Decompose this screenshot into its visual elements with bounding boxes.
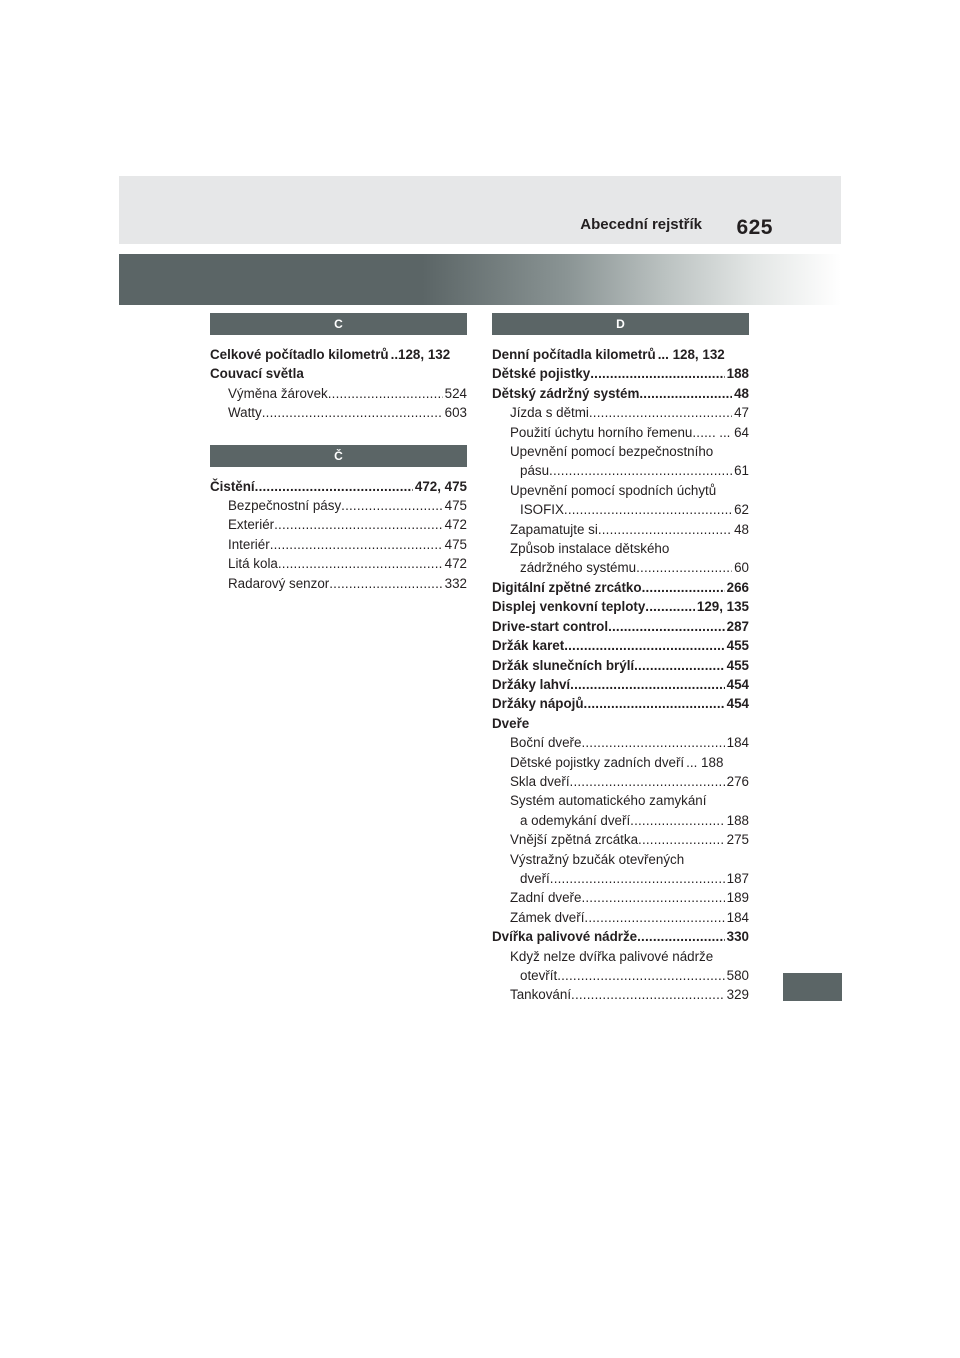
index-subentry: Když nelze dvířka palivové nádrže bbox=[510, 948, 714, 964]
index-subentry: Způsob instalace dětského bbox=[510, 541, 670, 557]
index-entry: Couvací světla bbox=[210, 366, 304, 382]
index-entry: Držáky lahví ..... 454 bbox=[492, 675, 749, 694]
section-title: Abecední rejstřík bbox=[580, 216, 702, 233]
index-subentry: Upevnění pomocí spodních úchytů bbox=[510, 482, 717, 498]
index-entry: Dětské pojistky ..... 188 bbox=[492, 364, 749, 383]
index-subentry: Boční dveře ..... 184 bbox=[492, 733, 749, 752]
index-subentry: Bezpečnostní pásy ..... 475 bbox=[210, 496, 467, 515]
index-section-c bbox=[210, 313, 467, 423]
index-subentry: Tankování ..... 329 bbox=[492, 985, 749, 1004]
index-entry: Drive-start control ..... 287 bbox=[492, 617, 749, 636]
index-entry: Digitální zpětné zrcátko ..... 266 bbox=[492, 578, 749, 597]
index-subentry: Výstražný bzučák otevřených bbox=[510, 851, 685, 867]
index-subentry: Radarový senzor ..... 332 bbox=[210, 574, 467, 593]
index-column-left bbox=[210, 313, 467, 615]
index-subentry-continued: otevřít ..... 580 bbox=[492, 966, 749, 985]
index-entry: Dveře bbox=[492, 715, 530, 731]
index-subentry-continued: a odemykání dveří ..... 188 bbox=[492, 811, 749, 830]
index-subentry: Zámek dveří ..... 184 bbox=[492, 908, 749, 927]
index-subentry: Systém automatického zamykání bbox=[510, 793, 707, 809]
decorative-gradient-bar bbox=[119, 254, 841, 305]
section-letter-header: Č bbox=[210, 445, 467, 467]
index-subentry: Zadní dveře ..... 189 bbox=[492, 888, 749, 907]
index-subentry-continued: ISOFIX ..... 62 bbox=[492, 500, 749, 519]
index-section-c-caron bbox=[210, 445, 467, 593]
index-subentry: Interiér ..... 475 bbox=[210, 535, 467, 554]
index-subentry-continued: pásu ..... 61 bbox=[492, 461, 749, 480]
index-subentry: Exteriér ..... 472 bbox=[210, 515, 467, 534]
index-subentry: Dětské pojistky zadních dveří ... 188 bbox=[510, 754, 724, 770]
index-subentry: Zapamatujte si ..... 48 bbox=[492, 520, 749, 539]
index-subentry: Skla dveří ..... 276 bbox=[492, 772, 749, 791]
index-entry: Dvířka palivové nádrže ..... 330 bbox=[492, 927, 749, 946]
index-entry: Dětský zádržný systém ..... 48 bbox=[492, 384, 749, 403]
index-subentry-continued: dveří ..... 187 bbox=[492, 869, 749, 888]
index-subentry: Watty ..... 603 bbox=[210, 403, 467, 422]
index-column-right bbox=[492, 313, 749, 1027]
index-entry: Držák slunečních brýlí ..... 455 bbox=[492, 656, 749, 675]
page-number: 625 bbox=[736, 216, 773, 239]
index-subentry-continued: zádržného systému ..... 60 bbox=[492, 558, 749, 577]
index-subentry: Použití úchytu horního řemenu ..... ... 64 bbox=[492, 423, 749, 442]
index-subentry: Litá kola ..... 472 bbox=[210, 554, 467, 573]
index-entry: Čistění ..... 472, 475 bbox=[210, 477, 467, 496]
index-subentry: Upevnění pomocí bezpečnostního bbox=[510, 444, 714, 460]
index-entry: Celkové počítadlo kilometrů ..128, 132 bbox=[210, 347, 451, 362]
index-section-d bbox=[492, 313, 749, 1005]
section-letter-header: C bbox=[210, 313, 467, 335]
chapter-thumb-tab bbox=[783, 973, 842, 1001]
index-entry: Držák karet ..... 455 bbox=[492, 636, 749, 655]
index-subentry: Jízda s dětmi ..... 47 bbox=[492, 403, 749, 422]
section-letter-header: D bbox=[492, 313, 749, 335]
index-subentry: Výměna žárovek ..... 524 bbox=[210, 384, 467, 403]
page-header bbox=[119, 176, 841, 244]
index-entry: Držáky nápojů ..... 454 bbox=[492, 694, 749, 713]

To do:
In the records, could you edit the lines from the line with "index-subentry: Když nelze" to the line with "index-subentry: Zámek dveří" so that "Tankování" becomes "Doplňování paliva", keeping everything else the same, and give only those lines?

Output for this task:
index-subentry: Když nelze dvířka palivové nádrže bbox=[510, 948, 714, 964]
index-subentry: Způsob instalace dětského bbox=[510, 541, 670, 557]
index-entry: Couvací světla bbox=[210, 366, 304, 382]
index-entry: Držáky lahví ..... 454 bbox=[492, 675, 749, 694]
section-title: Abecední rejstřík bbox=[580, 216, 702, 233]
index-subentry: Upevnění pomocí spodních úchytů bbox=[510, 482, 717, 498]
index-entry: Dětské pojistky ..... 188 bbox=[492, 364, 749, 383]
index-subentry: Boční dveře ..... 184 bbox=[492, 733, 749, 752]
index-subentry: Bezpečnostní pásy ..... 475 bbox=[210, 496, 467, 515]
index-section-c bbox=[210, 313, 467, 423]
index-subentry: Doplňování paliva ..... 329 bbox=[492, 985, 749, 1004]
index-entry: Drive-start control ..... 287 bbox=[492, 617, 749, 636]
index-entry: Digitální zpětné zrcátko ..... 266 bbox=[492, 578, 749, 597]
index-subentry: Výstražný bzučák otevřených bbox=[510, 851, 685, 867]
index-subentry: Radarový senzor ..... 332 bbox=[210, 574, 467, 593]
index-column-left bbox=[210, 313, 467, 615]
index-subentry-continued: otevřít ..... 580 bbox=[492, 966, 749, 985]
index-entry: Dveře bbox=[492, 715, 530, 731]
index-subentry-continued: a odemykání dveří ..... 188 bbox=[492, 811, 749, 830]
index-subentry: Zámek dveří ..... 184 bbox=[492, 908, 749, 927]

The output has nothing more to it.